TASK TO COMPLETE: List all lines of the data that include the string "name".

- - - - -

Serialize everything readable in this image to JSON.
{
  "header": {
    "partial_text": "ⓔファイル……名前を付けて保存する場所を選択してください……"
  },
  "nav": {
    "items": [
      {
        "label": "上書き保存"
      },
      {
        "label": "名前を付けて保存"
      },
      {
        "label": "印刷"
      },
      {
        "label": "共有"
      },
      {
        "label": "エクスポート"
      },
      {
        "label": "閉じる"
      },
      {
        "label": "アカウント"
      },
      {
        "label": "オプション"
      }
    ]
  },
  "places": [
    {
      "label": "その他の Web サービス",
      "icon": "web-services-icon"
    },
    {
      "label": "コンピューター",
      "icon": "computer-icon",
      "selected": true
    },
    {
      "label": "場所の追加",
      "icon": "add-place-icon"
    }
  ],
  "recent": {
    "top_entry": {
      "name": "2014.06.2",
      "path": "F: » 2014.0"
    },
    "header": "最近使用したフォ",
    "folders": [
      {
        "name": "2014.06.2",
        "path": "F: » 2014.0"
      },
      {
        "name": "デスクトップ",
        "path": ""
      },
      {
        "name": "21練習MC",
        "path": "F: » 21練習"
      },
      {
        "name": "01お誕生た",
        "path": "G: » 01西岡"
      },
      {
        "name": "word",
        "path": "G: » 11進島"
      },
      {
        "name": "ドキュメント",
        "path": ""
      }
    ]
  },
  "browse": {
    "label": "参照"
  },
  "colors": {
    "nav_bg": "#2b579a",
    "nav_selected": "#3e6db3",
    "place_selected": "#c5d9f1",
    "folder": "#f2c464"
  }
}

- - - - -

RESPONSE:
      "name": "2014.06.2",
        "name": "2014.06.2",
        "name": "デスクトップ",
        "name": "21練習MC",
        "name": "01お誕生た",
        "name": "word",
        "name": "ドキュメント",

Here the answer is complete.